◆ What is asked ◆
Each line containing the word "الشعار" should be found and copied.

◆ Dataset records ◆
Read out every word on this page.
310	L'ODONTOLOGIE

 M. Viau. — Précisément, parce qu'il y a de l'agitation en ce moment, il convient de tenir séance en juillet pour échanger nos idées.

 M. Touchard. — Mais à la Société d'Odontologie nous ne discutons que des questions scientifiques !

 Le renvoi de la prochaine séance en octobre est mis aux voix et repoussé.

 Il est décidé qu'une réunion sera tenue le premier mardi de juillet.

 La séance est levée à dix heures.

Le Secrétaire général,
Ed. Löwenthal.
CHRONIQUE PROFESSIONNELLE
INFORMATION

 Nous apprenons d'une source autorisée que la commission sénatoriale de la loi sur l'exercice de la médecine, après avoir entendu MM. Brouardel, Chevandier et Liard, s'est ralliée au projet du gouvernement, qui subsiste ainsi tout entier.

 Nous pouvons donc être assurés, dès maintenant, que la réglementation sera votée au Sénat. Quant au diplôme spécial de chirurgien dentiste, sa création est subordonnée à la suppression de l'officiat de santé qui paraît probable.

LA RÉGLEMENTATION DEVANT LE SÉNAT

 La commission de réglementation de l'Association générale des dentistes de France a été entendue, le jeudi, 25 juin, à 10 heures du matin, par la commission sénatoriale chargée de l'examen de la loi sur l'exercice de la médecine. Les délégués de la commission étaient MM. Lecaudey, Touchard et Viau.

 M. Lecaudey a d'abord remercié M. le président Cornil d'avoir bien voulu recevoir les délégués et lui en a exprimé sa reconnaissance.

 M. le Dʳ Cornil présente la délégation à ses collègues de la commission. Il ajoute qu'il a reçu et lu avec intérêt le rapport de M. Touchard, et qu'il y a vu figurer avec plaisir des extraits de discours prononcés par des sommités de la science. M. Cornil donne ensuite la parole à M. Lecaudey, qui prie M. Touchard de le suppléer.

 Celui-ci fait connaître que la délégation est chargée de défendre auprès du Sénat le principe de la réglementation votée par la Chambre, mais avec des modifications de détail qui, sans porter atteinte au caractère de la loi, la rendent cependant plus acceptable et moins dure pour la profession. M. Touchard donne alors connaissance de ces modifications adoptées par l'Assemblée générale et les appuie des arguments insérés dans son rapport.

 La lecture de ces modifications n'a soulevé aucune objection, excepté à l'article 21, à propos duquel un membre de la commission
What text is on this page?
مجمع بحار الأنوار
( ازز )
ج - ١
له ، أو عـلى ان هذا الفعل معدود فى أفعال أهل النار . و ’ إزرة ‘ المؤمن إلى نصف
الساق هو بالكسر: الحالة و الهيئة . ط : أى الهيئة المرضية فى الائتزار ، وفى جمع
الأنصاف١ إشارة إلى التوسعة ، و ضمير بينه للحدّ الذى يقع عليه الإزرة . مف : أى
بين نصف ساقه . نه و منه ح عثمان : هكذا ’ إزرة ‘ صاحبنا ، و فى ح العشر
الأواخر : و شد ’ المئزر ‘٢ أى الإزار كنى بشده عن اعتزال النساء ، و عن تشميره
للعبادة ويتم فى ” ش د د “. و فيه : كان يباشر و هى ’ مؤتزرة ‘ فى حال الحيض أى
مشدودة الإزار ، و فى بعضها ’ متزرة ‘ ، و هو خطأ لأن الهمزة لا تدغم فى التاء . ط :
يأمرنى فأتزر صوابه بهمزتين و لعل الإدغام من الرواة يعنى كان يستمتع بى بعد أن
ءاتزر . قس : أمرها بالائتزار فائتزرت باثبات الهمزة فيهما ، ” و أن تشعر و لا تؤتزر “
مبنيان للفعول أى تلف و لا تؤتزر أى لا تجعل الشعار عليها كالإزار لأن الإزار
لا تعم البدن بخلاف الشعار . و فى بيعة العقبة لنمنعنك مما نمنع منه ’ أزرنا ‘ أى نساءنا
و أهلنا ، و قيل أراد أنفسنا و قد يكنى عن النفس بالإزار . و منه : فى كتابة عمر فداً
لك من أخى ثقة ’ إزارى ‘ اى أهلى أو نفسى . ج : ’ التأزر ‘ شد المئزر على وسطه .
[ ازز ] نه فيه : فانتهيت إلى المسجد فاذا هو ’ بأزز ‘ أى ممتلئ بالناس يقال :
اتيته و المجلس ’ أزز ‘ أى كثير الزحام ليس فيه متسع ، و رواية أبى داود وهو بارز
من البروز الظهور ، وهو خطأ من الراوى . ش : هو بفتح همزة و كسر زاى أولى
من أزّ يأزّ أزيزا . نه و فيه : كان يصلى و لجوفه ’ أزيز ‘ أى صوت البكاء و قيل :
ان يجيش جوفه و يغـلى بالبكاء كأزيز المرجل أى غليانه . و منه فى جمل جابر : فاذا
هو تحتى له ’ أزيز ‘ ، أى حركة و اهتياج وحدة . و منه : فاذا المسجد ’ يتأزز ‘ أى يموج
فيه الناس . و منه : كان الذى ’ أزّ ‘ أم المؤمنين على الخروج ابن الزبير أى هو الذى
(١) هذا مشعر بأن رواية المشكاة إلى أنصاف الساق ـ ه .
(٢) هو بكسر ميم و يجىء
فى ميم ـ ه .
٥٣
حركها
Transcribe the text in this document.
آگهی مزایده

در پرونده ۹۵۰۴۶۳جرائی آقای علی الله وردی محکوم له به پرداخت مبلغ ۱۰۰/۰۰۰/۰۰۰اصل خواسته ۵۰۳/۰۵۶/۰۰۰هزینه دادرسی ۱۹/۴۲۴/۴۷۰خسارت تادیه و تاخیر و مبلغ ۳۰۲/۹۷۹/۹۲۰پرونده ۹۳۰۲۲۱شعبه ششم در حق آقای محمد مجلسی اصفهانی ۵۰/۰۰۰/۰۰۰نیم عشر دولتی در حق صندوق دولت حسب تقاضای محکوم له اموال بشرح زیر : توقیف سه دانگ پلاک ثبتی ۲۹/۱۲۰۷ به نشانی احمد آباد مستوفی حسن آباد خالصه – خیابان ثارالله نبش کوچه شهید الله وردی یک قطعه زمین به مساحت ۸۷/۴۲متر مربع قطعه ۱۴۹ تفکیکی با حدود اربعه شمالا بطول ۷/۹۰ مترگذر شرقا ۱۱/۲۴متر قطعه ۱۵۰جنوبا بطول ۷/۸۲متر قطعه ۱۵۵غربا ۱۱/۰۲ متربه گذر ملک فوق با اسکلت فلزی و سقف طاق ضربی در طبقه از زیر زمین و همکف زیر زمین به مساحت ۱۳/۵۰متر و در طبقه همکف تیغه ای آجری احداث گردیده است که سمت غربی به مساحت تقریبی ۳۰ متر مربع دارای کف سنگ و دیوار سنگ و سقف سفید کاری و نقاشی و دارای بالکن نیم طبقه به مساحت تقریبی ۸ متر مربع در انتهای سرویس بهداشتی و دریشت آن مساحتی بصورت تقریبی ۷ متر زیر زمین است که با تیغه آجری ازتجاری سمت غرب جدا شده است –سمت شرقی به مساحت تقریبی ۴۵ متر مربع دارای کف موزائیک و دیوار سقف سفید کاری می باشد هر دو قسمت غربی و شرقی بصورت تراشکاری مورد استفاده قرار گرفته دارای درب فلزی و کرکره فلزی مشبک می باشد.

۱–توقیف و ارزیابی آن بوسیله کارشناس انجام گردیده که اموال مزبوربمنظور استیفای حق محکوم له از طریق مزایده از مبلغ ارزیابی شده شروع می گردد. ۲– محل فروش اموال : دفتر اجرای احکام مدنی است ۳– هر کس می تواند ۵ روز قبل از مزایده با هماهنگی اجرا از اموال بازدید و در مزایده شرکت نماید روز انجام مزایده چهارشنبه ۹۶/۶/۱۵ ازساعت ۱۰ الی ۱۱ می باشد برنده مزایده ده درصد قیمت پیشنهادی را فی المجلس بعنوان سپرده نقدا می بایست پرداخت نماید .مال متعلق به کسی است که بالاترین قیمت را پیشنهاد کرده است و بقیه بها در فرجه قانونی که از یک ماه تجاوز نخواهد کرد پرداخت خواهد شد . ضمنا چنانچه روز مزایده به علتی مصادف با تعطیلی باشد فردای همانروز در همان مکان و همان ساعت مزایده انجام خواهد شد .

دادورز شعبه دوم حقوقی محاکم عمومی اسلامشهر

◆ Result for this exercise ◆
مبنيان للفعول أى تلف و لا تؤتزر أى لا تجعل الشعار عليها كالإزار لأن الإزار
لا تعم البدن بخلاف الشعار . و فى بيعة العقبة لنمنعنك مما نمنع منه ’ أزرنا ‘ أى نساءنا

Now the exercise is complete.